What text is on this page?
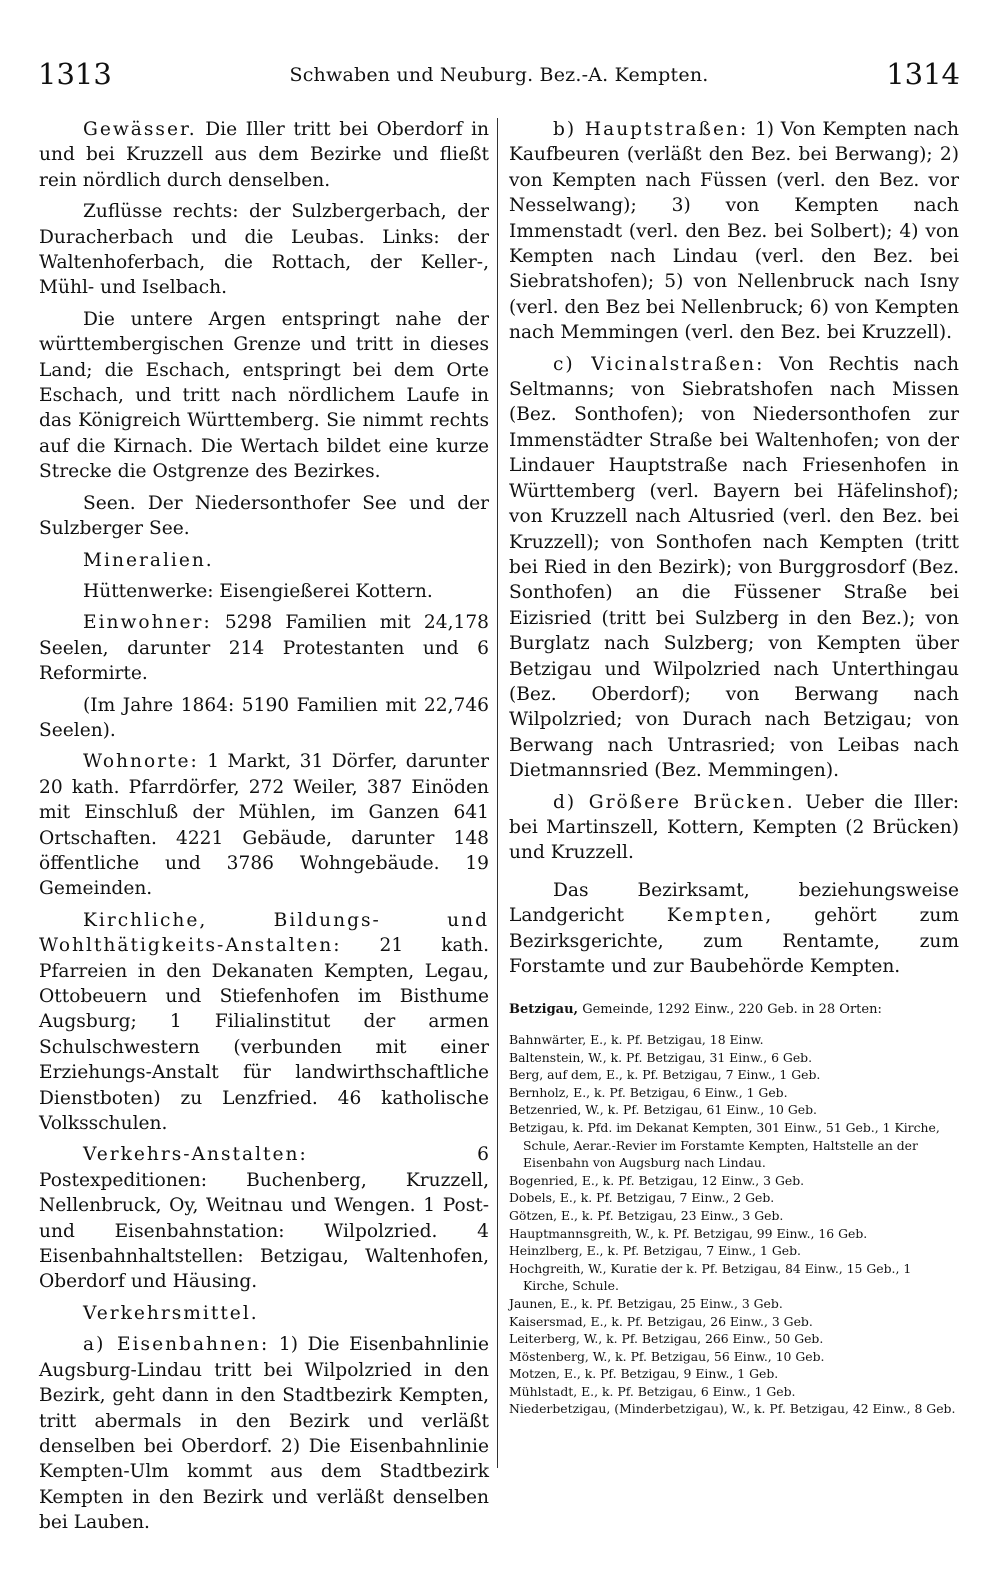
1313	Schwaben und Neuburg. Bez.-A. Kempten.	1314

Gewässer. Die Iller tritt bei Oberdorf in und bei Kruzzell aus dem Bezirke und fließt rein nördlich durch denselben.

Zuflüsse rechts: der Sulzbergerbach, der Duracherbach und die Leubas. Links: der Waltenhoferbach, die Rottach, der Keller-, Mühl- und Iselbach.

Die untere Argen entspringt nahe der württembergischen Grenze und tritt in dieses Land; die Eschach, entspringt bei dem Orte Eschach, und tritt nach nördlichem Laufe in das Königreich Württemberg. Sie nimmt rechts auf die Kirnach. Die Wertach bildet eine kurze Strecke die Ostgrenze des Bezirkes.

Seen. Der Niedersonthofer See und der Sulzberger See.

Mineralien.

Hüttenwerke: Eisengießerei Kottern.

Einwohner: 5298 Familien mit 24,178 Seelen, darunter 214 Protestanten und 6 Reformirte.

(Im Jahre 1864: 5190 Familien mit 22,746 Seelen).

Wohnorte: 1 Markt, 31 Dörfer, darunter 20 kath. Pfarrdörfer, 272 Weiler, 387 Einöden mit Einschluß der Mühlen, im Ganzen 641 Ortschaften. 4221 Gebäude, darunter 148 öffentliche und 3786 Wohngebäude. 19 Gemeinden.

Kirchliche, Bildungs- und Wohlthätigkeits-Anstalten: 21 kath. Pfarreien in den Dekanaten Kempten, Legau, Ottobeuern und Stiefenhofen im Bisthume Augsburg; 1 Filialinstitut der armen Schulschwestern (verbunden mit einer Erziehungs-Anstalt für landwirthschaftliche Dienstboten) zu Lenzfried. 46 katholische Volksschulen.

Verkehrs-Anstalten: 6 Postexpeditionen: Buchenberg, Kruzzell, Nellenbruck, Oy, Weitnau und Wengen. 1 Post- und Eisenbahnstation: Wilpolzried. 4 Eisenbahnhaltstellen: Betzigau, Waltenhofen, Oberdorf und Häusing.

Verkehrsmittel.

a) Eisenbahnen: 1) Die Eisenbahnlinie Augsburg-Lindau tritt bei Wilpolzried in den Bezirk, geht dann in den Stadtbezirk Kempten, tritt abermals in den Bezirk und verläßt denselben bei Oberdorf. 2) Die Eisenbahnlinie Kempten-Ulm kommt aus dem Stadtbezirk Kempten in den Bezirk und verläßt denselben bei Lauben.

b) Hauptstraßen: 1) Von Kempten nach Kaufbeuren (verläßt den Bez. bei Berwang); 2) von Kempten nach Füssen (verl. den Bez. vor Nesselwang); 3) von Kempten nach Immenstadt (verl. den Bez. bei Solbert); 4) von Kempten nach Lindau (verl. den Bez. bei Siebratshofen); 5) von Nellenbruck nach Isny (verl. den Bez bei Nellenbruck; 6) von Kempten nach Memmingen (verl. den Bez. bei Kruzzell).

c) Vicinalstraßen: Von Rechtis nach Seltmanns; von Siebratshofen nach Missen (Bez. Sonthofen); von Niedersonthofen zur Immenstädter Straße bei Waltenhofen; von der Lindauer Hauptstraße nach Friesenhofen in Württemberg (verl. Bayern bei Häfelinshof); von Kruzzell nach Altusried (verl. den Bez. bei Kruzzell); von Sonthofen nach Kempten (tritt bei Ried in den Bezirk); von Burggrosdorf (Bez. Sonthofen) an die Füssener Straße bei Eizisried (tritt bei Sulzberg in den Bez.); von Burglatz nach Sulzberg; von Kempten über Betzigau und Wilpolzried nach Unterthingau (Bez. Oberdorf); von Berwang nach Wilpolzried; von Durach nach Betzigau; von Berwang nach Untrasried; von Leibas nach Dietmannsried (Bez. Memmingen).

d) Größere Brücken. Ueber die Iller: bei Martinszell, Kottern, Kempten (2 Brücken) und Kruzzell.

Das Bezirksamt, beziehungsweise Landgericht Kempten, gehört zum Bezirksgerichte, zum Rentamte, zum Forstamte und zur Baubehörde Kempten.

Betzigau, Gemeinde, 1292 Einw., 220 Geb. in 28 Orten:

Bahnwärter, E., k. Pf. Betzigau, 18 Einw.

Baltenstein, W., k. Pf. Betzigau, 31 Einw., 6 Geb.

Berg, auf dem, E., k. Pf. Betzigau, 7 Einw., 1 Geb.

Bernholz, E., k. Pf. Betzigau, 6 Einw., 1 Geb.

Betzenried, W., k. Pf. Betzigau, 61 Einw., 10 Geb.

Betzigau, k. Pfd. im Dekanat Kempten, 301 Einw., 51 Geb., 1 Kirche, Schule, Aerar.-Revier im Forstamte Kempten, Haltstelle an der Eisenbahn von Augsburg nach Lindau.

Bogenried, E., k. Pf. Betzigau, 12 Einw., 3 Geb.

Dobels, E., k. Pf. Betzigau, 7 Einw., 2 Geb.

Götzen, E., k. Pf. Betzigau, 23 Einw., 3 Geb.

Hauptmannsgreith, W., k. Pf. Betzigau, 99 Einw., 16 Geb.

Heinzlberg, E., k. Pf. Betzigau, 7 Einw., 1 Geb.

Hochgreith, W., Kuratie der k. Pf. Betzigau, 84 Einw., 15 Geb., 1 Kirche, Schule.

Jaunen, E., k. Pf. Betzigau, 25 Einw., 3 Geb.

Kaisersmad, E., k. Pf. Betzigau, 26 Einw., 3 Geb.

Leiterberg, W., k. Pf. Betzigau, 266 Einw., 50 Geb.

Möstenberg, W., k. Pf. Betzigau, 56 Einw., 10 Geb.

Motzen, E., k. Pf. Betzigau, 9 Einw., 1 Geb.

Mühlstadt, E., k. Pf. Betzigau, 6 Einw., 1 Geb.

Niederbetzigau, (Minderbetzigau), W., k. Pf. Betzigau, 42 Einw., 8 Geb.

* * *

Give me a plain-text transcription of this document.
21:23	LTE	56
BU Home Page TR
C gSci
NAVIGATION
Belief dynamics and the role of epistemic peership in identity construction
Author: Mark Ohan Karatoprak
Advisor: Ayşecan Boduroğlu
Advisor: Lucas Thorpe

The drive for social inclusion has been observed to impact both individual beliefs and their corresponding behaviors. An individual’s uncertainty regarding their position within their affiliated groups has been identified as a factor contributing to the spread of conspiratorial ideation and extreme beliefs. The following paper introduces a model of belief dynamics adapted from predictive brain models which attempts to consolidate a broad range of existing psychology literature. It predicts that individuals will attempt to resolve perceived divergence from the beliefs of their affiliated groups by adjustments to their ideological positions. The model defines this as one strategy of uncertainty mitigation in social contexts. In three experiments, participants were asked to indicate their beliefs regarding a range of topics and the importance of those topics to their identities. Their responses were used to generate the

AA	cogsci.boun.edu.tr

* * *

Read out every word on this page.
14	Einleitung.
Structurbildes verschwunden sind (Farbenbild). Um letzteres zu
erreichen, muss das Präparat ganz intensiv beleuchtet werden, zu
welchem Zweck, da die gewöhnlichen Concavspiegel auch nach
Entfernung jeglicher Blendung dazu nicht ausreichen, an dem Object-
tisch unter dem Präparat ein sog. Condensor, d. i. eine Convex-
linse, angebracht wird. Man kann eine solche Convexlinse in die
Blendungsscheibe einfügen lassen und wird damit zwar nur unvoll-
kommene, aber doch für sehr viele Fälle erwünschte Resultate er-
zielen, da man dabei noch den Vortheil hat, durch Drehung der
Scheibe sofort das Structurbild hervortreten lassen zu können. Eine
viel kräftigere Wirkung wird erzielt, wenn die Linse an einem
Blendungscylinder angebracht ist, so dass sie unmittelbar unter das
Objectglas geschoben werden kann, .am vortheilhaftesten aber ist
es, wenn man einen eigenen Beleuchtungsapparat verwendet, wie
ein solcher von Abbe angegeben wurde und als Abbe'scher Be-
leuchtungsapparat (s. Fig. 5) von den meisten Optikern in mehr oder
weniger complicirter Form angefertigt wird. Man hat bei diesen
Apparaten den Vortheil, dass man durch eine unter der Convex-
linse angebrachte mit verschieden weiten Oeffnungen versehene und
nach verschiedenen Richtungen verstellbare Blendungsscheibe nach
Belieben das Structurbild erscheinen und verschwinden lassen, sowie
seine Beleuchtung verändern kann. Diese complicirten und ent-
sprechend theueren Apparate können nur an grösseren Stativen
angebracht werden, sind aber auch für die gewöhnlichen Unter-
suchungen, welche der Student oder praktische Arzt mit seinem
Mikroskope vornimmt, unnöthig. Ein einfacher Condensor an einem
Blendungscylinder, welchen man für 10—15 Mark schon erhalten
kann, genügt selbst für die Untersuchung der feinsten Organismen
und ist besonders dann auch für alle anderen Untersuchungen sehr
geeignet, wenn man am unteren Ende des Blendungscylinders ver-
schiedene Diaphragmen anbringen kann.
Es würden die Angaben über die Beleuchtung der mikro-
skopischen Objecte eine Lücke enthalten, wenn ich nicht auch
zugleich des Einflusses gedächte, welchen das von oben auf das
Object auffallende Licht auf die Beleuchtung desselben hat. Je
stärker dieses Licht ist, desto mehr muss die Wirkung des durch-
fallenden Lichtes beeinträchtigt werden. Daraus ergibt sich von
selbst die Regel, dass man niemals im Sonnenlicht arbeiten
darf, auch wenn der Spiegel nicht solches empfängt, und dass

* * *

* **Stated task**: Extract all lines from the data in which "welchen" is found.

* **Response to this exercise**:
Blendungscylinder, welchen man für 10—15 Mark schon erhalten
zugleich des Einflusses gedächte, welchen das von oben auf das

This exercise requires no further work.